▶ _RAW DATA_:
■ ■ ■ ■ ■

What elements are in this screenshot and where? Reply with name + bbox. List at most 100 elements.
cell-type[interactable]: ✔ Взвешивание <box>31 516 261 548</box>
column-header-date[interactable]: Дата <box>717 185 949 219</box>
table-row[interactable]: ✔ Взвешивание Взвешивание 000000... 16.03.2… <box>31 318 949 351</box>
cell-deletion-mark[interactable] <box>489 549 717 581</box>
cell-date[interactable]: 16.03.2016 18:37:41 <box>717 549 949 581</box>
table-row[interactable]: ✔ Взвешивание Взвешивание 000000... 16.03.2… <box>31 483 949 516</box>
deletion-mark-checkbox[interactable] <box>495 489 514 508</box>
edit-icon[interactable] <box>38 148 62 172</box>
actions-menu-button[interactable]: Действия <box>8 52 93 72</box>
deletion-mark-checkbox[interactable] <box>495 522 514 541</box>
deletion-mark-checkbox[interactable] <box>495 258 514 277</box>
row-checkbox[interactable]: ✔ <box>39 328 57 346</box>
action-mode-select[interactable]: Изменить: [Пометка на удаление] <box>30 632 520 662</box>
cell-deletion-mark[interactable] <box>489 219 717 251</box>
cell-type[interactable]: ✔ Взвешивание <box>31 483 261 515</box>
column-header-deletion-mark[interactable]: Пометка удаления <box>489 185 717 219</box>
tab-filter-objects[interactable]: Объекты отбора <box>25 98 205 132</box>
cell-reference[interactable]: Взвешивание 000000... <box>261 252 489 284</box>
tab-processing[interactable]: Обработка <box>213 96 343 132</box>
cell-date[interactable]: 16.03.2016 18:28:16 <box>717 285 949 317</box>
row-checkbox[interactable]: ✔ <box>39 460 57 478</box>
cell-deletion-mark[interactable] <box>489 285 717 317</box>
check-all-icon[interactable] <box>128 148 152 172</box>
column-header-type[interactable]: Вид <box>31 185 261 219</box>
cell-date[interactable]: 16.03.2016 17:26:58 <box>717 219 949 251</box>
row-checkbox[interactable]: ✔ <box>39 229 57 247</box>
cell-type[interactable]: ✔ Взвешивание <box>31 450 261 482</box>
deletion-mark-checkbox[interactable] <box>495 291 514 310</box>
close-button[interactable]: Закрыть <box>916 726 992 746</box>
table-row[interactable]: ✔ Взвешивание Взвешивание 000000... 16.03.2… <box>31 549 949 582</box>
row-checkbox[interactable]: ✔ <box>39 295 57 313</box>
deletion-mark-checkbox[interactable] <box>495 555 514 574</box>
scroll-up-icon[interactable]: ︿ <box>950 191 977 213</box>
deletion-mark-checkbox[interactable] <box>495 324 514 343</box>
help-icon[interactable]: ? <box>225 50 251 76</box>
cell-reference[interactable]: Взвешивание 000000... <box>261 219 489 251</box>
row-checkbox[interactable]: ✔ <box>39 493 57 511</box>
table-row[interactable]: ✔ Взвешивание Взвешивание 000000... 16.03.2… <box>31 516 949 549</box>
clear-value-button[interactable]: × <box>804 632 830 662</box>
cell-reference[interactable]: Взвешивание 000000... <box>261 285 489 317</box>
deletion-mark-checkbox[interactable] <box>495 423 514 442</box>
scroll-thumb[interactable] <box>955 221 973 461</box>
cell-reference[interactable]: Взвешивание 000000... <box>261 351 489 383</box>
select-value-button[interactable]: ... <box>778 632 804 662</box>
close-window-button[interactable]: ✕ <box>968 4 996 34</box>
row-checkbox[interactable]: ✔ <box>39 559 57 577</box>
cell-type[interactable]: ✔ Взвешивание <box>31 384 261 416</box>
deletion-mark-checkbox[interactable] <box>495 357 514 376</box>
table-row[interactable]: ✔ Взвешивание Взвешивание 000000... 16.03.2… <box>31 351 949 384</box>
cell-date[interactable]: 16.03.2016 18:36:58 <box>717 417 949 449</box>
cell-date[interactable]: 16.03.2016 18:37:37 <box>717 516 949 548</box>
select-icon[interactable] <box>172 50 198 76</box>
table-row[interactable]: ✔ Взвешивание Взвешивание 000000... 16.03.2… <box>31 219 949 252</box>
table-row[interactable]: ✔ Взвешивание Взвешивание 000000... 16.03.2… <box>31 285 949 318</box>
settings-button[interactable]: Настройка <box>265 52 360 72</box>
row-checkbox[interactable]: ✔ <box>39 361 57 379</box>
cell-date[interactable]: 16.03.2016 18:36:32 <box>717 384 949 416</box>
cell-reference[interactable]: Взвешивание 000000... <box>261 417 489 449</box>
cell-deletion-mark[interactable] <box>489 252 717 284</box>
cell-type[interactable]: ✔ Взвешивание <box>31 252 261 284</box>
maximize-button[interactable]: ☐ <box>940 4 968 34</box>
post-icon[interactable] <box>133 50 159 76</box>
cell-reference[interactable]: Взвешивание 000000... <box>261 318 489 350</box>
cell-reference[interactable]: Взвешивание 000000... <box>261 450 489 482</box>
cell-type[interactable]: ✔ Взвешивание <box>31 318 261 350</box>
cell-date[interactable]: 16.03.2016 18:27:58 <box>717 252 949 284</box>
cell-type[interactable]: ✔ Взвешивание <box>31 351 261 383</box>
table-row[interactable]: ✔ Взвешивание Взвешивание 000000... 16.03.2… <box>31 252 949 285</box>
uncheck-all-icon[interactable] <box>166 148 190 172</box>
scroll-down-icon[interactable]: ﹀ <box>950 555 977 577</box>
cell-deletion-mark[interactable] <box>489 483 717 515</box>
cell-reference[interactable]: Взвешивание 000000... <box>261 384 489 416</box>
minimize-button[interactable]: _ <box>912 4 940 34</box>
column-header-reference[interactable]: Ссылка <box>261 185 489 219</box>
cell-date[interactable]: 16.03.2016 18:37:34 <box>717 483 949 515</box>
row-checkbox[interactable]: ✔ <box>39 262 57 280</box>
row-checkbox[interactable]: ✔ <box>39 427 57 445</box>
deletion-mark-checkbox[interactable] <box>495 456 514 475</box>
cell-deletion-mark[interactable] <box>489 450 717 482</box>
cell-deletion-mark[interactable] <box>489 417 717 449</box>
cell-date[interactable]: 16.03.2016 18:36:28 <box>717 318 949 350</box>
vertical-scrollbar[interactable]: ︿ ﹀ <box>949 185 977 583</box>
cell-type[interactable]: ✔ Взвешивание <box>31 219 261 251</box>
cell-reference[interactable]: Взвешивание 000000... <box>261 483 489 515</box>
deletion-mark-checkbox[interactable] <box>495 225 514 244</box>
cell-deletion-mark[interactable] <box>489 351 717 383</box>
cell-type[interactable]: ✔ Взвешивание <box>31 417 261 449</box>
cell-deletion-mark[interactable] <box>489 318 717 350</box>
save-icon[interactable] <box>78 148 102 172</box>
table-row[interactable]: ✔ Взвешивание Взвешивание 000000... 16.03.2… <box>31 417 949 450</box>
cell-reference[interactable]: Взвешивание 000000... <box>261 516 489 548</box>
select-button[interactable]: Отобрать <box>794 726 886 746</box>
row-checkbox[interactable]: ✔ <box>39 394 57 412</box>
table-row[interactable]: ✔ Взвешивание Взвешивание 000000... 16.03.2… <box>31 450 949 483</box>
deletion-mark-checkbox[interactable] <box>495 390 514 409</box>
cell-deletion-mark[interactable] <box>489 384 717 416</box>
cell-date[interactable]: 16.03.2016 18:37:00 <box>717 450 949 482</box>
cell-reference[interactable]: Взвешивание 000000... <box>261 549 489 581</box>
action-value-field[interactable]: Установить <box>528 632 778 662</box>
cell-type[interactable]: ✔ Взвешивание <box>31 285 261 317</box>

■ ■ ■ ■ ■

▶ _WORK INSTRUCTIONS_: Repeat all of the rows above verbatim, leaving every character unchanged.

▶ _TASK RESPONSE_:
What elements are in this screenshot and where? Reply with name + bbox. List at most 100 elements.
cell-type[interactable]: ✔ Взвешивание <box>31 516 261 548</box>
column-header-date[interactable]: Дата <box>717 185 949 219</box>
table-row[interactable]: ✔ Взвешивание Взвешивание 000000... 16.03.2… <box>31 318 949 351</box>
cell-deletion-mark[interactable] <box>489 549 717 581</box>
cell-date[interactable]: 16.03.2016 18:37:41 <box>717 549 949 581</box>
table-row[interactable]: ✔ Взвешивание Взвешивание 000000... 16.03.2… <box>31 483 949 516</box>
deletion-mark-checkbox[interactable] <box>495 489 514 508</box>
edit-icon[interactable] <box>38 148 62 172</box>
actions-menu-button[interactable]: Действия <box>8 52 93 72</box>
deletion-mark-checkbox[interactable] <box>495 522 514 541</box>
deletion-mark-checkbox[interactable] <box>495 258 514 277</box>
row-checkbox[interactable]: ✔ <box>39 328 57 346</box>
action-mode-select[interactable]: Изменить: [Пометка на удаление] <box>30 632 520 662</box>
cell-deletion-mark[interactable] <box>489 219 717 251</box>
cell-type[interactable]: ✔ Взвешивание <box>31 483 261 515</box>
column-header-deletion-mark[interactable]: Пометка удаления <box>489 185 717 219</box>
tab-filter-objects[interactable]: Объекты отбора <box>25 98 205 132</box>
cell-reference[interactable]: Взвешивание 000000... <box>261 252 489 284</box>
tab-processing[interactable]: Обработка <box>213 96 343 132</box>
cell-date[interactable]: 16.03.2016 18:28:16 <box>717 285 949 317</box>
row-checkbox[interactable]: ✔ <box>39 460 57 478</box>
cell-deletion-mark[interactable] <box>489 285 717 317</box>
check-all-icon[interactable] <box>128 148 152 172</box>
column-header-type[interactable]: Вид <box>31 185 261 219</box>
cell-date[interactable]: 16.03.2016 17:26:58 <box>717 219 949 251</box>
row-checkbox[interactable]: ✔ <box>39 229 57 247</box>
cell-type[interactable]: ✔ Взвешивание <box>31 450 261 482</box>
deletion-mark-checkbox[interactable] <box>495 291 514 310</box>
close-button[interactable]: Закрыть <box>916 726 992 746</box>
table-row[interactable]: ✔ Взвешивание Взвешивание 000000... 16.03.2… <box>31 549 949 582</box>
row-checkbox[interactable]: ✔ <box>39 295 57 313</box>
deletion-mark-checkbox[interactable] <box>495 555 514 574</box>
scroll-up-icon[interactable]: ︿ <box>950 191 977 213</box>
deletion-mark-checkbox[interactable] <box>495 324 514 343</box>
help-icon[interactable]: ? <box>225 50 251 76</box>
cell-reference[interactable]: Взвешивание 000000... <box>261 219 489 251</box>
row-checkbox[interactable]: ✔ <box>39 493 57 511</box>
table-row[interactable]: ✔ Взвешивание Взвешивание 000000... 16.03.2… <box>31 516 949 549</box>
clear-value-button[interactable]: × <box>804 632 830 662</box>
cell-reference[interactable]: Взвешивание 000000... <box>261 285 489 317</box>
deletion-mark-checkbox[interactable] <box>495 423 514 442</box>
scroll-thumb[interactable] <box>955 221 973 461</box>
cell-reference[interactable]: Взвешивание 000000... <box>261 351 489 383</box>
select-value-button[interactable]: ... <box>778 632 804 662</box>
close-window-button[interactable]: ✕ <box>968 4 996 34</box>
row-checkbox[interactable]: ✔ <box>39 559 57 577</box>
cell-type[interactable]: ✔ Взвешивание <box>31 384 261 416</box>
deletion-mark-checkbox[interactable] <box>495 357 514 376</box>
table-row[interactable]: ✔ Взвешивание Взвешивание 000000... 16.03.2… <box>31 351 949 384</box>
cell-date[interactable]: 16.03.2016 18:36:58 <box>717 417 949 449</box>
cell-date[interactable]: 16.03.2016 18:37:37 <box>717 516 949 548</box>
select-icon[interactable] <box>172 50 198 76</box>
table-row[interactable]: ✔ Взвешивание Взвешивание 000000... 16.03.2… <box>31 219 949 252</box>
table-row[interactable]: ✔ Взвешивание Взвешивание 000000... 16.03.2… <box>31 285 949 318</box>
settings-button[interactable]: Настройка <box>265 52 360 72</box>
row-checkbox[interactable]: ✔ <box>39 361 57 379</box>
cell-date[interactable]: 16.03.2016 18:36:32 <box>717 384 949 416</box>
cell-reference[interactable]: Взвешивание 000000... <box>261 417 489 449</box>
cell-deletion-mark[interactable] <box>489 252 717 284</box>
cell-type[interactable]: ✔ Взвешивание <box>31 252 261 284</box>
maximize-button[interactable]: ☐ <box>940 4 968 34</box>
post-icon[interactable] <box>133 50 159 76</box>
cell-reference[interactable]: Взвешивание 000000... <box>261 318 489 350</box>
cell-reference[interactable]: Взвешивание 000000... <box>261 450 489 482</box>
cell-type[interactable]: ✔ Взвешивание <box>31 318 261 350</box>
cell-date[interactable]: 16.03.2016 18:27:58 <box>717 252 949 284</box>
cell-type[interactable]: ✔ Взвешивание <box>31 351 261 383</box>
table-row[interactable]: ✔ Взвешивание Взвешивание 000000... 16.03.2… <box>31 252 949 285</box>
uncheck-all-icon[interactable] <box>166 148 190 172</box>
scroll-down-icon[interactable]: ﹀ <box>950 555 977 577</box>
cell-deletion-mark[interactable] <box>489 483 717 515</box>
cell-reference[interactable]: Взвешивание 000000... <box>261 384 489 416</box>
minimize-button[interactable]: _ <box>912 4 940 34</box>
column-header-reference[interactable]: Ссылка <box>261 185 489 219</box>
cell-date[interactable]: 16.03.2016 18:37:34 <box>717 483 949 515</box>
row-checkbox[interactable]: ✔ <box>39 262 57 280</box>
row-checkbox[interactable]: ✔ <box>39 427 57 445</box>
deletion-mark-checkbox[interactable] <box>495 456 514 475</box>
cell-deletion-mark[interactable] <box>489 450 717 482</box>
cell-deletion-mark[interactable] <box>489 417 717 449</box>
cell-date[interactable]: 16.03.2016 18:36:28 <box>717 318 949 350</box>
vertical-scrollbar[interactable]: ︿ ﹀ <box>949 185 977 583</box>
cell-type[interactable]: ✔ Взвешивание <box>31 219 261 251</box>
cell-reference[interactable]: Взвешивание 000000... <box>261 483 489 515</box>
deletion-mark-checkbox[interactable] <box>495 225 514 244</box>
cell-deletion-mark[interactable] <box>489 351 717 383</box>
cell-type[interactable]: ✔ Взвешивание <box>31 417 261 449</box>
cell-deletion-mark[interactable] <box>489 318 717 350</box>
save-icon[interactable] <box>78 148 102 172</box>
table-row[interactable]: ✔ Взвешивание Взвешивание 000000... 16.03.2… <box>31 417 949 450</box>
cell-reference[interactable]: Взвешивание 000000... <box>261 516 489 548</box>
select-button[interactable]: Отобрать <box>794 726 886 746</box>
row-checkbox[interactable]: ✔ <box>39 394 57 412</box>
table-row[interactable]: ✔ Взвешивание Взвешивание 000000... 16.03.2… <box>31 450 949 483</box>
deletion-mark-checkbox[interactable] <box>495 390 514 409</box>
cell-deletion-mark[interactable] <box>489 384 717 416</box>
cell-date[interactable]: 16.03.2016 18:37:00 <box>717 450 949 482</box>
cell-reference[interactable]: Взвешивание 000000... <box>261 549 489 581</box>
action-value-field[interactable]: Установить <box>528 632 778 662</box>
cell-type[interactable]: ✔ Взвешивание <box>31 285 261 317</box>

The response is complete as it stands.